◆ The exercise ◆
Transcribe the records that follow in their entirety, omitting any pictures.

--- Source records ---

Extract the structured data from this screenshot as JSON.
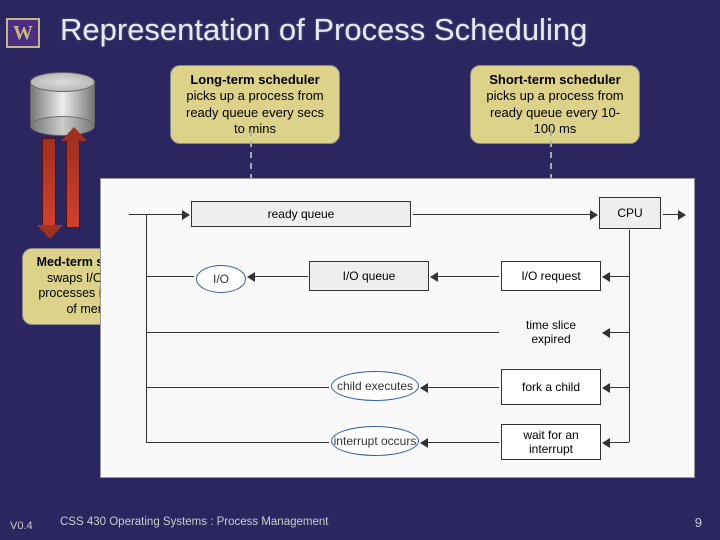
{
  "title": "Representation of Process Scheduling",
  "logo_letter": "W",
  "callouts": {
    "long": {
      "title": "Long-term scheduler",
      "body": "picks up a process from ready queue every secs to mins"
    },
    "short": {
      "title": "Short-term scheduler",
      "body": "picks up a process from ready queue every 10-100 ms"
    },
    "med": {
      "title": "Med-term scheduler",
      "body": "swaps I/O waiting processes in and out of memory"
    }
  },
  "diagram": {
    "ready_queue": "ready queue",
    "cpu": "CPU",
    "io": "I/O",
    "io_queue": "I/O queue",
    "io_request": "I/O request",
    "time_slice": "time slice expired",
    "child_exec": "child executes",
    "fork": "fork a child",
    "int_occurs": "interrupt occurs",
    "wait_int": "wait for an interrupt"
  },
  "footer": "CSS 430 Operating Systems : Process Management",
  "version": "V0.4",
  "page_number": "9"
}
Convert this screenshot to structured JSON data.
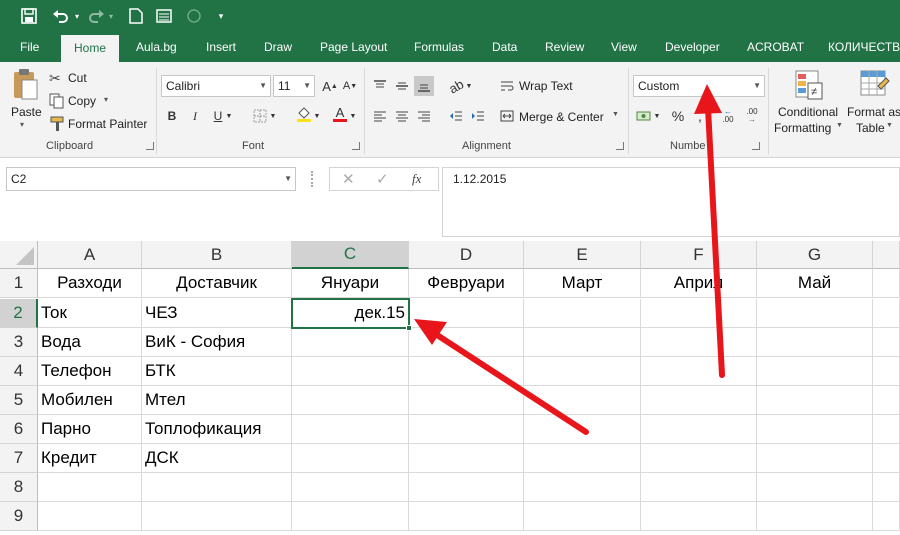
{
  "quick_access": {
    "icons": [
      "save-icon",
      "undo-icon",
      "redo-icon",
      "new-file-icon",
      "form-icon",
      "circle-icon",
      "customize-icon"
    ]
  },
  "tabs": [
    "File",
    "Home",
    "Aula.bg",
    "Insert",
    "Draw",
    "Page Layout",
    "Formulas",
    "Data",
    "Review",
    "View",
    "Developer",
    "ACROBAT",
    "КОЛИЧЕСТВ"
  ],
  "active_tab": "Home",
  "ribbon": {
    "clipboard": {
      "paste": "Paste",
      "cut": "Cut",
      "copy": "Copy",
      "format_painter": "Format Painter",
      "label": "Clipboard"
    },
    "font": {
      "name": "Calibri",
      "size": "11",
      "bold": "B",
      "italic": "I",
      "underline": "U",
      "font_color_glyph": "A",
      "label": "Font"
    },
    "alignment": {
      "wrap_text": "Wrap Text",
      "merge_center": "Merge & Center",
      "label": "Alignment"
    },
    "number": {
      "format": "Custom",
      "label": "Numbe"
    },
    "styles": {
      "conditional_1": "Conditional",
      "conditional_2": "Formatting",
      "format_as_1": "Format as",
      "format_as_2": "Table"
    }
  },
  "formula_bar": {
    "name_box": "C2",
    "cancel": "✕",
    "enter": "✓",
    "fx": "fx",
    "value": "1.12.2015"
  },
  "columns": [
    "A",
    "B",
    "C",
    "D",
    "E",
    "F",
    "G"
  ],
  "selected_column": "C",
  "rows": [
    "1",
    "2",
    "3",
    "4",
    "5",
    "6",
    "7",
    "8",
    "9"
  ],
  "selected_row": "2",
  "cells": {
    "A1": "Разходи",
    "B1": "Доставчик",
    "C1": "Януари",
    "D1": "Февруари",
    "E1": "Март",
    "F1": "Април",
    "G1": "Май",
    "A2": "Ток",
    "B2": "ЧЕЗ",
    "C2": "дек.15",
    "A3": "Вода",
    "B3": "ВиК - София",
    "A4": "Телефон",
    "B4": "БТК",
    "A5": "Мобилен",
    "B5": "Мтел",
    "A6": "Парно",
    "B6": "Топлофикация",
    "A7": "Кредит",
    "B7": "ДСК"
  },
  "colors": {
    "brand": "#217346",
    "annotation_arrow": "#e8161b"
  }
}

---

◆ Response to the exercise ◆
Extract the structured data from this screenshot as JSON.
{
  "title": "Representation of Process Scheduling",
  "logo_letter": "W",
  "callouts": {
    "long": {
      "title": "Long-term scheduler",
      "body": "picks up a process from ready queue every secs to mins"
    },
    "short": {
      "title": "Short-term scheduler",
      "body": "picks up a process from ready queue every 10-100 ms"
    },
    "med": {
      "title": "Med-term scheduler",
      "body": "swaps I/O waiting processes in and out of memory"
    }
  },
  "diagram": {
    "ready_queue": "ready queue",
    "cpu": "CPU",
    "io": "I/O",
    "io_queue": "I/O queue",
    "io_request": "I/O request",
    "time_slice": "time slice expired",
    "child_exec": "child executes",
    "fork": "fork a child",
    "int_occurs": "interrupt occurs",
    "wait_int": "wait for an interrupt"
  },
  "footer": "CSS 430 Operating Systems : Process Management",
  "version": "V0.4",
  "page_number": "9"
}
Convert this screenshot to structured JSON data.
{
  "quick_access": {
    "icons": [
      "save-icon",
      "undo-icon",
      "redo-icon",
      "new-file-icon",
      "form-icon",
      "circle-icon",
      "customize-icon"
    ]
  },
  "tabs": [
    "File",
    "Home",
    "Aula.bg",
    "Insert",
    "Draw",
    "Page Layout",
    "Formulas",
    "Data",
    "Review",
    "View",
    "Developer",
    "ACROBAT",
    "КОЛИЧЕСТВ"
  ],
  "active_tab": "Home",
  "ribbon": {
    "clipboard": {
      "paste": "Paste",
      "cut": "Cut",
      "copy": "Copy",
      "format_painter": "Format Painter",
      "label": "Clipboard"
    },
    "font": {
      "name": "Calibri",
      "size": "11",
      "bold": "B",
      "italic": "I",
      "underline": "U",
      "font_color_glyph": "A",
      "label": "Font"
    },
    "alignment": {
      "wrap_text": "Wrap Text",
      "merge_center": "Merge & Center",
      "label": "Alignment"
    },
    "number": {
      "format": "Custom",
      "label": "Numbe"
    },
    "styles": {
      "conditional_1": "Conditional",
      "conditional_2": "Formatting",
      "format_as_1": "Format as",
      "format_as_2": "Table"
    }
  },
  "formula_bar": {
    "name_box": "C2",
    "cancel": "✕",
    "enter": "✓",
    "fx": "fx",
    "value": "1.12.2015"
  },
  "columns": [
    "A",
    "B",
    "C",
    "D",
    "E",
    "F",
    "G"
  ],
  "selected_column": "C",
  "rows": [
    "1",
    "2",
    "3",
    "4",
    "5",
    "6",
    "7",
    "8",
    "9"
  ],
  "selected_row": "2",
  "cells": {
    "A1": "Разходи",
    "B1": "Доставчик",
    "C1": "Януари",
    "D1": "Февруари",
    "E1": "Март",
    "F1": "Април",
    "G1": "Май",
    "A2": "Ток",
    "B2": "ЧЕЗ",
    "C2": "дек.15",
    "A3": "Вода",
    "B3": "ВиК - София",
    "A4": "Телефон",
    "B4": "БТК",
    "A5": "Мобилен",
    "B5": "Мтел",
    "A6": "Парно",
    "B6": "Топлофикация",
    "A7": "Кредит",
    "B7": "ДСК"
  },
  "colors": {
    "brand": "#217346",
    "annotation_arrow": "#e8161b"
  }
}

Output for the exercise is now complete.